> [WHAT IS NEEDED] Below is a block of records. Copy every line in it that contains the word "Salaries".

> [PROVIDED DATA]

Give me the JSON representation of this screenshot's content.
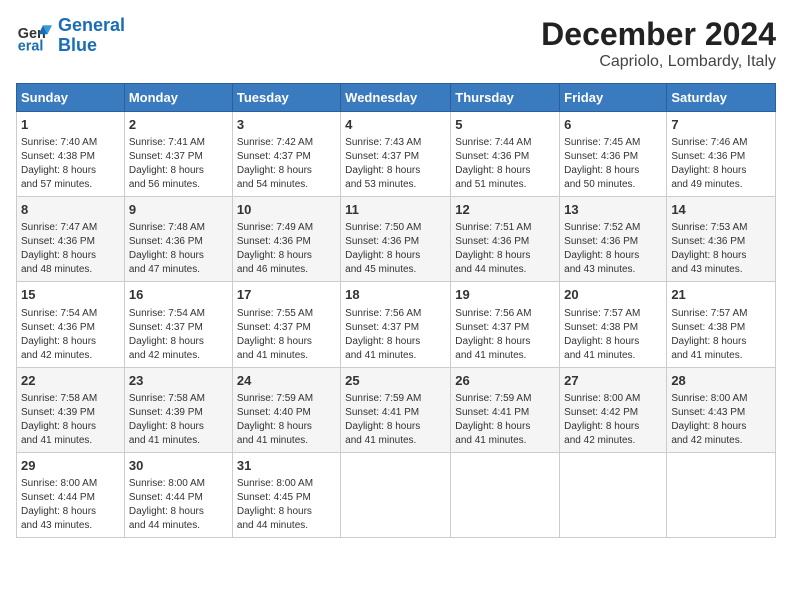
{
  "header": {
    "logo_line1": "General",
    "logo_line2": "Blue",
    "title": "December 2024",
    "subtitle": "Capriolo, Lombardy, Italy"
  },
  "columns": [
    "Sunday",
    "Monday",
    "Tuesday",
    "Wednesday",
    "Thursday",
    "Friday",
    "Saturday"
  ],
  "weeks": [
    [
      {
        "day": "1",
        "sunrise": "7:40 AM",
        "sunset": "4:38 PM",
        "daylight": "8 hours and 57 minutes."
      },
      {
        "day": "2",
        "sunrise": "7:41 AM",
        "sunset": "4:37 PM",
        "daylight": "8 hours and 56 minutes."
      },
      {
        "day": "3",
        "sunrise": "7:42 AM",
        "sunset": "4:37 PM",
        "daylight": "8 hours and 54 minutes."
      },
      {
        "day": "4",
        "sunrise": "7:43 AM",
        "sunset": "4:37 PM",
        "daylight": "8 hours and 53 minutes."
      },
      {
        "day": "5",
        "sunrise": "7:44 AM",
        "sunset": "4:36 PM",
        "daylight": "8 hours and 51 minutes."
      },
      {
        "day": "6",
        "sunrise": "7:45 AM",
        "sunset": "4:36 PM",
        "daylight": "8 hours and 50 minutes."
      },
      {
        "day": "7",
        "sunrise": "7:46 AM",
        "sunset": "4:36 PM",
        "daylight": "8 hours and 49 minutes."
      }
    ],
    [
      {
        "day": "8",
        "sunrise": "7:47 AM",
        "sunset": "4:36 PM",
        "daylight": "8 hours and 48 minutes."
      },
      {
        "day": "9",
        "sunrise": "7:48 AM",
        "sunset": "4:36 PM",
        "daylight": "8 hours and 47 minutes."
      },
      {
        "day": "10",
        "sunrise": "7:49 AM",
        "sunset": "4:36 PM",
        "daylight": "8 hours and 46 minutes."
      },
      {
        "day": "11",
        "sunrise": "7:50 AM",
        "sunset": "4:36 PM",
        "daylight": "8 hours and 45 minutes."
      },
      {
        "day": "12",
        "sunrise": "7:51 AM",
        "sunset": "4:36 PM",
        "daylight": "8 hours and 44 minutes."
      },
      {
        "day": "13",
        "sunrise": "7:52 AM",
        "sunset": "4:36 PM",
        "daylight": "8 hours and 43 minutes."
      },
      {
        "day": "14",
        "sunrise": "7:53 AM",
        "sunset": "4:36 PM",
        "daylight": "8 hours and 43 minutes."
      }
    ],
    [
      {
        "day": "15",
        "sunrise": "7:54 AM",
        "sunset": "4:36 PM",
        "daylight": "8 hours and 42 minutes."
      },
      {
        "day": "16",
        "sunrise": "7:54 AM",
        "sunset": "4:37 PM",
        "daylight": "8 hours and 42 minutes."
      },
      {
        "day": "17",
        "sunrise": "7:55 AM",
        "sunset": "4:37 PM",
        "daylight": "8 hours and 41 minutes."
      },
      {
        "day": "18",
        "sunrise": "7:56 AM",
        "sunset": "4:37 PM",
        "daylight": "8 hours and 41 minutes."
      },
      {
        "day": "19",
        "sunrise": "7:56 AM",
        "sunset": "4:37 PM",
        "daylight": "8 hours and 41 minutes."
      },
      {
        "day": "20",
        "sunrise": "7:57 AM",
        "sunset": "4:38 PM",
        "daylight": "8 hours and 41 minutes."
      },
      {
        "day": "21",
        "sunrise": "7:57 AM",
        "sunset": "4:38 PM",
        "daylight": "8 hours and 41 minutes."
      }
    ],
    [
      {
        "day": "22",
        "sunrise": "7:58 AM",
        "sunset": "4:39 PM",
        "daylight": "8 hours and 41 minutes."
      },
      {
        "day": "23",
        "sunrise": "7:58 AM",
        "sunset": "4:39 PM",
        "daylight": "8 hours and 41 minutes."
      },
      {
        "day": "24",
        "sunrise": "7:59 AM",
        "sunset": "4:40 PM",
        "daylight": "8 hours and 41 minutes."
      },
      {
        "day": "25",
        "sunrise": "7:59 AM",
        "sunset": "4:41 PM",
        "daylight": "8 hours and 41 minutes."
      },
      {
        "day": "26",
        "sunrise": "7:59 AM",
        "sunset": "4:41 PM",
        "daylight": "8 hours and 41 minutes."
      },
      {
        "day": "27",
        "sunrise": "8:00 AM",
        "sunset": "4:42 PM",
        "daylight": "8 hours and 42 minutes."
      },
      {
        "day": "28",
        "sunrise": "8:00 AM",
        "sunset": "4:43 PM",
        "daylight": "8 hours and 42 minutes."
      }
    ],
    [
      {
        "day": "29",
        "sunrise": "8:00 AM",
        "sunset": "4:44 PM",
        "daylight": "8 hours and 43 minutes."
      },
      {
        "day": "30",
        "sunrise": "8:00 AM",
        "sunset": "4:44 PM",
        "daylight": "8 hours and 44 minutes."
      },
      {
        "day": "31",
        "sunrise": "8:00 AM",
        "sunset": "4:45 PM",
        "daylight": "8 hours and 44 minutes."
      },
      null,
      null,
      null,
      null
    ]
  ],
  "labels": {
    "sunrise": "Sunrise:",
    "sunset": "Sunset:",
    "daylight": "Daylight:"
  }
}
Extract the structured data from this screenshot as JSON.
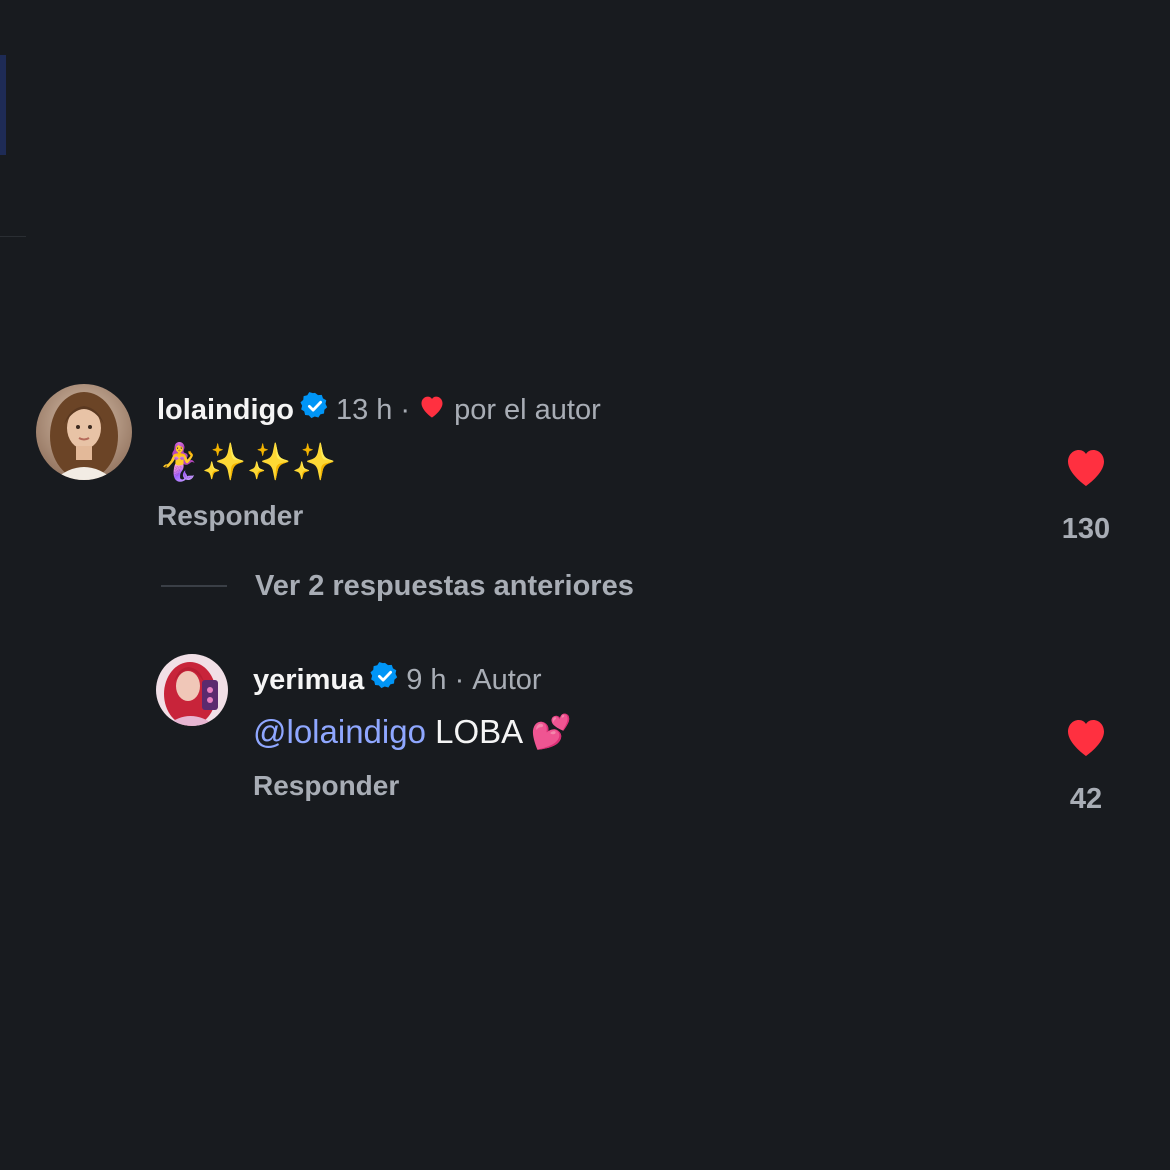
{
  "comments": [
    {
      "username": "lolaindigo",
      "time": "13 h",
      "separator": "·",
      "liked_by_author_text": "por el autor",
      "text": "🧜‍♀️✨✨✨",
      "reply_label": "Responder",
      "likes": "130"
    }
  ],
  "view_replies_label": "Ver 2 respuestas anteriores",
  "reply": {
    "username": "yerimua",
    "time": "9 h",
    "separator": "·",
    "author_label": "Autor",
    "mention": "@lolaindigo",
    "text": "LOBA 💕",
    "reply_label": "Responder",
    "likes": "42"
  },
  "colors": {
    "background": "#181b1f",
    "heart": "#ff3040",
    "verified": "#0095f6",
    "mention": "#8fa7ff",
    "secondary_text": "#a8adb5"
  },
  "icons": {
    "verified": "verified-badge-icon",
    "like": "heart-icon"
  }
}
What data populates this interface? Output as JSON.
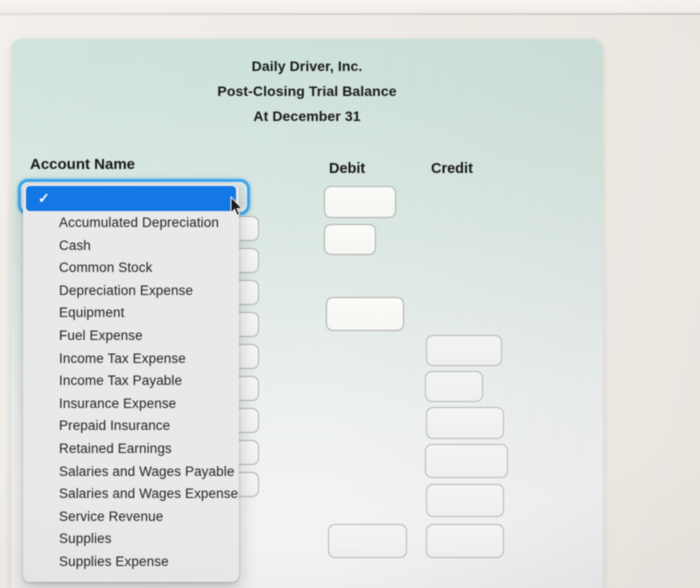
{
  "report": {
    "company_name": "Daily Driver, Inc.",
    "title": "Post-Closing Trial Balance",
    "date_line": "At December 31"
  },
  "columns": {
    "account_name": "Account Name",
    "debit": "Debit",
    "credit": "Credit"
  },
  "dropdown": {
    "selected_label": "",
    "check_glyph": "✓",
    "options": [
      "",
      "Accumulated Depreciation",
      "Cash",
      "Common Stock",
      "Depreciation Expense",
      "Equipment",
      "Fuel Expense",
      "Income Tax Expense",
      "Income Tax Payable",
      "Insurance Expense",
      "Prepaid Insurance",
      "Retained Earnings",
      "Salaries and Wages Payable",
      "Salaries and Wages Expense",
      "Service Revenue",
      "Supplies",
      "Supplies Expense"
    ]
  },
  "account_rows": [
    {
      "name_value": "",
      "debit_value": "",
      "credit_value": ""
    },
    {
      "name_value": "",
      "debit_value": "",
      "credit_value": ""
    },
    {
      "name_value": "",
      "debit_value": "",
      "credit_value": ""
    },
    {
      "name_value": "",
      "debit_value": "",
      "credit_value": ""
    },
    {
      "name_value": "",
      "debit_value": "",
      "credit_value": ""
    },
    {
      "name_value": "",
      "debit_value": "",
      "credit_value": ""
    },
    {
      "name_value": "",
      "debit_value": "",
      "credit_value": ""
    },
    {
      "name_value": "",
      "debit_value": "",
      "credit_value": ""
    },
    {
      "name_value": "",
      "debit_value": "",
      "credit_value": ""
    },
    {
      "name_value": "",
      "debit_value": "",
      "credit_value": ""
    }
  ],
  "colors": {
    "card_teal": "#cadfd8",
    "card_bottom": "#f0f2f1",
    "selection_blue": "#1477e6",
    "focus_ring_blue": "#3da7ef",
    "dropdown_bg": "#e9e9e9",
    "field_border": "#a9aeb0",
    "text_dark": "#17181a",
    "desk_background": "#efece8"
  }
}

> [THE COMPLETED TASK]
      "Salaries and Wages Payable",
      "Salaries and Wages Expense",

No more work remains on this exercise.